## Task prompt:
Find every line in the records below that holds the word "años", and copy it out.

## The input:

☆ ☆ ☆ ☆

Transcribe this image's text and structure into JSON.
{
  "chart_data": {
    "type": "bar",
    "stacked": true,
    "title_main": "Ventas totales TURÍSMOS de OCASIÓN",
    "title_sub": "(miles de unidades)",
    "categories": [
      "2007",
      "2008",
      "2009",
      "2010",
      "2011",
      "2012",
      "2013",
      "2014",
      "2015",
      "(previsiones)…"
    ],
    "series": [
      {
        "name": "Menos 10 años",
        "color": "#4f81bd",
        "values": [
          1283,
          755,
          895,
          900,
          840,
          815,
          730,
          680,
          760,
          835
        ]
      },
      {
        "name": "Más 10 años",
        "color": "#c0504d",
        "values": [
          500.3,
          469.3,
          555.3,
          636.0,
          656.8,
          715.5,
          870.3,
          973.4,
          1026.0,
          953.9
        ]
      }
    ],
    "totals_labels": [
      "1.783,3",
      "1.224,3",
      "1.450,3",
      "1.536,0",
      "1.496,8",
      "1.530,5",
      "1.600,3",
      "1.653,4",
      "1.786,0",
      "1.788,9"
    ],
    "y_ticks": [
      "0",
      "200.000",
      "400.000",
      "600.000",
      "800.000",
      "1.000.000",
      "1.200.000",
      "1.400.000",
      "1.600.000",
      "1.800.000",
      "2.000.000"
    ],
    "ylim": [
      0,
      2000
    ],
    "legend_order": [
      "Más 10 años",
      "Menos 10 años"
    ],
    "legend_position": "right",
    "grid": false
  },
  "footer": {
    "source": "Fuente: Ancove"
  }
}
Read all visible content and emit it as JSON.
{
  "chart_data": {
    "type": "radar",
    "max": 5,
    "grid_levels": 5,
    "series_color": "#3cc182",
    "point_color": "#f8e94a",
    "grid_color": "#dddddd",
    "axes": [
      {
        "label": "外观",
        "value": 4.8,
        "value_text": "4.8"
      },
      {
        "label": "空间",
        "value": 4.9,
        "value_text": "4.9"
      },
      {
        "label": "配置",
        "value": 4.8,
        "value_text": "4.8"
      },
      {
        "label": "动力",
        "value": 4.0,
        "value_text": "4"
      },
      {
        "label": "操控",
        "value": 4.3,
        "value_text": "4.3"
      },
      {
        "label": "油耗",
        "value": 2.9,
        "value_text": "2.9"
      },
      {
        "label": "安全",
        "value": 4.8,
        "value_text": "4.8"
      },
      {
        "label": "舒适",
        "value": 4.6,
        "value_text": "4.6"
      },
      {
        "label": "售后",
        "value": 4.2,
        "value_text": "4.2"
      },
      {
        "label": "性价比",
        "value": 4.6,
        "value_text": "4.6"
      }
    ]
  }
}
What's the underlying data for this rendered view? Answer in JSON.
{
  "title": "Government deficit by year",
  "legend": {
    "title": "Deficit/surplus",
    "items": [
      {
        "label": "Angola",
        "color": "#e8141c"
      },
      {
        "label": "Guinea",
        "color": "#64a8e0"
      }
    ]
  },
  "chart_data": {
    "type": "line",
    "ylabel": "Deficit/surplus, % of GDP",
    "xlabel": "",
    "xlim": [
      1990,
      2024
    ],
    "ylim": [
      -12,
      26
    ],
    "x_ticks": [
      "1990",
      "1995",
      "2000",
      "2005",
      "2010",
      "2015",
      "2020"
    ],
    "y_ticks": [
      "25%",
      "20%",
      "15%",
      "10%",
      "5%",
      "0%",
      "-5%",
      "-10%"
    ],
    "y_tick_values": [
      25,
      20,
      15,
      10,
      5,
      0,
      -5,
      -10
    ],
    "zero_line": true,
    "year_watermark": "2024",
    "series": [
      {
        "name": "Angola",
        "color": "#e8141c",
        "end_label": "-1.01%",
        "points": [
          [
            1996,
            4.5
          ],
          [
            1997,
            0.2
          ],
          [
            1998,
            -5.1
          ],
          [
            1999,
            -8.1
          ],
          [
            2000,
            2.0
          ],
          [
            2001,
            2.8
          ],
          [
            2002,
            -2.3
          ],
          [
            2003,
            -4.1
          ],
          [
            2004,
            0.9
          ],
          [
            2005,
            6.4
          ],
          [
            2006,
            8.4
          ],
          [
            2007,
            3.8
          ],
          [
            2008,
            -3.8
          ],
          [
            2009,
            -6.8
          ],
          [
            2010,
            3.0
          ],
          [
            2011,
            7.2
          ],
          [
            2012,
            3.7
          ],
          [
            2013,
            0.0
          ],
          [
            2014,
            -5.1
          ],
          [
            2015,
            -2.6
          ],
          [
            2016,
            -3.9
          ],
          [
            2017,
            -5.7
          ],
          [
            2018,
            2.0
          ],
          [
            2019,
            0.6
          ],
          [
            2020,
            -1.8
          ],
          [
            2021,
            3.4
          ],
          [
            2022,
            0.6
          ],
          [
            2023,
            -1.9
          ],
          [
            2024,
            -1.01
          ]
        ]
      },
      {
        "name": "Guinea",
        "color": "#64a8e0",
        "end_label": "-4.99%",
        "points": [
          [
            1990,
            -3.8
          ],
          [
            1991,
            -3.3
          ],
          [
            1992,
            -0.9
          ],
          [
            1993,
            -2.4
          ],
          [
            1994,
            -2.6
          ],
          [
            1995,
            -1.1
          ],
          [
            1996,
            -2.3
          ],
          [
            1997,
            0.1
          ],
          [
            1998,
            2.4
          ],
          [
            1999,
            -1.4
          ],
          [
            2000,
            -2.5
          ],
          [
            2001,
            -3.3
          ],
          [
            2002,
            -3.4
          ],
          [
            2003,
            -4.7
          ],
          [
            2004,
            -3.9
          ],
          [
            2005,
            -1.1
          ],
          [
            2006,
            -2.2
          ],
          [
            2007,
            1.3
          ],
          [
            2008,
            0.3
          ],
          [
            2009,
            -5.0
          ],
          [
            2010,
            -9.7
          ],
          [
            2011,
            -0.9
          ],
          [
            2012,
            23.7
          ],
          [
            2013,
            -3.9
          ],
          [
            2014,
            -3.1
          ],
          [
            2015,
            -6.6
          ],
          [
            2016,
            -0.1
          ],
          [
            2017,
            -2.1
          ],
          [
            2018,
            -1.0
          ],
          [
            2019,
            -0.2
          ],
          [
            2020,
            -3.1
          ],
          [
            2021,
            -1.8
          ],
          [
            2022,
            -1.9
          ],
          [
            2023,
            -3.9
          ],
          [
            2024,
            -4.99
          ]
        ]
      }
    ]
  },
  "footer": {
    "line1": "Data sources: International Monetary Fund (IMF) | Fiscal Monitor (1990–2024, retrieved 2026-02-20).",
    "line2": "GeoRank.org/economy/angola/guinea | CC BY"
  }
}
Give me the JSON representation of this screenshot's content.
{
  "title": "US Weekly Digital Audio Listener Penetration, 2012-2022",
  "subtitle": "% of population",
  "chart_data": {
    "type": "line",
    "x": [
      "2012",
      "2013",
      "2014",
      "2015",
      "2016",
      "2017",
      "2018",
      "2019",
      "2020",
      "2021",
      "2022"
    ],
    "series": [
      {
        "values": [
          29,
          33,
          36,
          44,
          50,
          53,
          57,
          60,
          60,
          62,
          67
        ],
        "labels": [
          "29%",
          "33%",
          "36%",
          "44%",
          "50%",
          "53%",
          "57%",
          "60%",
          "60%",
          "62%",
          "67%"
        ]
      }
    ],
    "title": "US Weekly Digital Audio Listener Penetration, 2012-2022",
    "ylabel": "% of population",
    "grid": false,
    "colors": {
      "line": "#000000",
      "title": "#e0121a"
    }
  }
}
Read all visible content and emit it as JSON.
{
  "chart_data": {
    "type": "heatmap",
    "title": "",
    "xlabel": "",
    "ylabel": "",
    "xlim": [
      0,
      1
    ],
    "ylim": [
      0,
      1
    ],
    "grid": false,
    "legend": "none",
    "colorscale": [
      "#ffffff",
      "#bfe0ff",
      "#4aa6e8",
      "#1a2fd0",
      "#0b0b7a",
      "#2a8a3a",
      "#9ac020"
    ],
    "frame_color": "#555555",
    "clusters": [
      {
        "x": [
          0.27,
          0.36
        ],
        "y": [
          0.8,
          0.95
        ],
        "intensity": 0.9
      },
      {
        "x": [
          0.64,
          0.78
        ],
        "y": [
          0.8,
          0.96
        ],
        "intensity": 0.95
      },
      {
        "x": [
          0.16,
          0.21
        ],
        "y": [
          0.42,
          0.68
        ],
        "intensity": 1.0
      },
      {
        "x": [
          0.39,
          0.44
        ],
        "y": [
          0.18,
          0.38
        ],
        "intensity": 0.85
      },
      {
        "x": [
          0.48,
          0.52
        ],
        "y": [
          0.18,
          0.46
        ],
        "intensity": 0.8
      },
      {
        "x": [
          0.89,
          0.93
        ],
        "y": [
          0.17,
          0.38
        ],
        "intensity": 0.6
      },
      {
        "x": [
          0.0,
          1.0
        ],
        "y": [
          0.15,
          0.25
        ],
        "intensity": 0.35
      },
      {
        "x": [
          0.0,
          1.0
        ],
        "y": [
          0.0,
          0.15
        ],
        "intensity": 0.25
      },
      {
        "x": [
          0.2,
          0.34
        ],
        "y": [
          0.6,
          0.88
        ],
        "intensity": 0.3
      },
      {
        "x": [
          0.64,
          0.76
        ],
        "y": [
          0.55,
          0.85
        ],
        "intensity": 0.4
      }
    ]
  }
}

☆ ☆ ☆ ☆

## Answer to the exercise:
        "name": "Menos 10 años",
        "name": "Más 10 años",
      "Más 10 años",
      "Menos 10 años"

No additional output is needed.